◆ Exercise data ◆
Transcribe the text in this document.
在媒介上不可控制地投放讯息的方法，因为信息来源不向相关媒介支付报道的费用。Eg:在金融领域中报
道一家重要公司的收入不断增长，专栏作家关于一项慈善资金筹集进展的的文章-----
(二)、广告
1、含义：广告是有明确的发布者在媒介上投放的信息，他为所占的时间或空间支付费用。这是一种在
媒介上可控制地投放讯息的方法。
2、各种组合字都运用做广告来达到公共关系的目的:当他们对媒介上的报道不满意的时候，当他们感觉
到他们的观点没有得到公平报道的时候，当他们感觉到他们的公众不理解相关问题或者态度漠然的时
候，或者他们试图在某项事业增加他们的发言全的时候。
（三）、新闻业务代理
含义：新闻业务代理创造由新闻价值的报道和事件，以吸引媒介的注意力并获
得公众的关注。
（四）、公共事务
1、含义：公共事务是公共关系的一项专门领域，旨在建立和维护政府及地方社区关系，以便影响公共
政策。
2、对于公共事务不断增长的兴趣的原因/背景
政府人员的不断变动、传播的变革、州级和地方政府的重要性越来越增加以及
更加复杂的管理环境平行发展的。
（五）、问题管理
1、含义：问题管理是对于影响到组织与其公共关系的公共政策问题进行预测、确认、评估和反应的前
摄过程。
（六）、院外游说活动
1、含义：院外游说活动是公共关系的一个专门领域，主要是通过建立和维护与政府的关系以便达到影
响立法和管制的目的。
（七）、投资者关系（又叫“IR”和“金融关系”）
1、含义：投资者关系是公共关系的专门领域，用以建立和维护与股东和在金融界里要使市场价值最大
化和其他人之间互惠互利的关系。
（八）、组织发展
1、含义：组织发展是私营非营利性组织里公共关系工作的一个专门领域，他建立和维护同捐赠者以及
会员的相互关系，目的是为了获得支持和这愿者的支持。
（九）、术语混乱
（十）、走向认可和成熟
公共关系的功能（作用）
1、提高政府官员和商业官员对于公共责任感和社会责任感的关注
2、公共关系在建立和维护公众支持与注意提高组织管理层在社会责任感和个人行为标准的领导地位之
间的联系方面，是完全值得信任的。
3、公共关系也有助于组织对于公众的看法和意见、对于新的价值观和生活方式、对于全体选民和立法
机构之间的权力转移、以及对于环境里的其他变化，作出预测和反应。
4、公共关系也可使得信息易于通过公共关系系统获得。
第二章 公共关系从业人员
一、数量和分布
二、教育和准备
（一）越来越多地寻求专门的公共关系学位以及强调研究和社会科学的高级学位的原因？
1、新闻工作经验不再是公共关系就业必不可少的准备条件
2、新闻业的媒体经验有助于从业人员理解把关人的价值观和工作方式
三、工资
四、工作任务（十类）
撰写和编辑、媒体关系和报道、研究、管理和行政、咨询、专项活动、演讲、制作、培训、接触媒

◆ Objective ◆
Write the data out again in full and exactly.

◆ Result of this task ◆
Transcribe the text in this document.
在媒介上不可控制地投放讯息的方法，因为信息来源不向相关媒介支付报道的费用。Eg:在金融领域中报
道一家重要公司的收入不断增长，专栏作家关于一项慈善资金筹集进展的的文章-----
(二)、广告
1、含义：广告是有明确的发布者在媒介上投放的信息，他为所占的时间或空间支付费用。这是一种在
媒介上可控制地投放讯息的方法。
2、各种组合字都运用做广告来达到公共关系的目的:当他们对媒介上的报道不满意的时候，当他们感觉
到他们的观点没有得到公平报道的时候，当他们感觉到他们的公众不理解相关问题或者态度漠然的时
候，或者他们试图在某项事业增加他们的发言全的时候。
（三）、新闻业务代理
含义：新闻业务代理创造由新闻价值的报道和事件，以吸引媒介的注意力并获
得公众的关注。
（四）、公共事务
1、含义：公共事务是公共关系的一项专门领域，旨在建立和维护政府及地方社区关系，以便影响公共
政策。
2、对于公共事务不断增长的兴趣的原因/背景
政府人员的不断变动、传播的变革、州级和地方政府的重要性越来越增加以及
更加复杂的管理环境平行发展的。
（五）、问题管理
1、含义：问题管理是对于影响到组织与其公共关系的公共政策问题进行预测、确认、评估和反应的前
摄过程。
（六）、院外游说活动
1、含义：院外游说活动是公共关系的一个专门领域，主要是通过建立和维护与政府的关系以便达到影
响立法和管制的目的。
（七）、投资者关系（又叫“IR”和“金融关系”）
1、含义：投资者关系是公共关系的专门领域，用以建立和维护与股东和在金融界里要使市场价值最大
化和其他人之间互惠互利的关系。
（八）、组织发展
1、含义：组织发展是私营非营利性组织里公共关系工作的一个专门领域，他建立和维护同捐赠者以及
会员的相互关系，目的是为了获得支持和这愿者的支持。
（九）、术语混乱
（十）、走向认可和成熟
公共关系的功能（作用）
1、提高政府官员和商业官员对于公共责任感和社会责任感的关注
2、公共关系在建立和维护公众支持与注意提高组织管理层在社会责任感和个人行为标准的领导地位之
间的联系方面，是完全值得信任的。
3、公共关系也有助于组织对于公众的看法和意见、对于新的价值观和生活方式、对于全体选民和立法
机构之间的权力转移、以及对于环境里的其他变化，作出预测和反应。
4、公共关系也可使得信息易于通过公共关系系统获得。
第二章 公共关系从业人员
一、数量和分布
二、教育和准备
（一）越来越多地寻求专门的公共关系学位以及强调研究和社会科学的高级学位的原因？
1、新闻工作经验不再是公共关系就业必不可少的准备条件
2、新闻业的媒体经验有助于从业人员理解把关人的价值观和工作方式
三、工资
四、工作任务（十类）
撰写和编辑、媒体关系和报道、研究、管理和行政、咨询、专项活动、演讲、制作、培训、接触媒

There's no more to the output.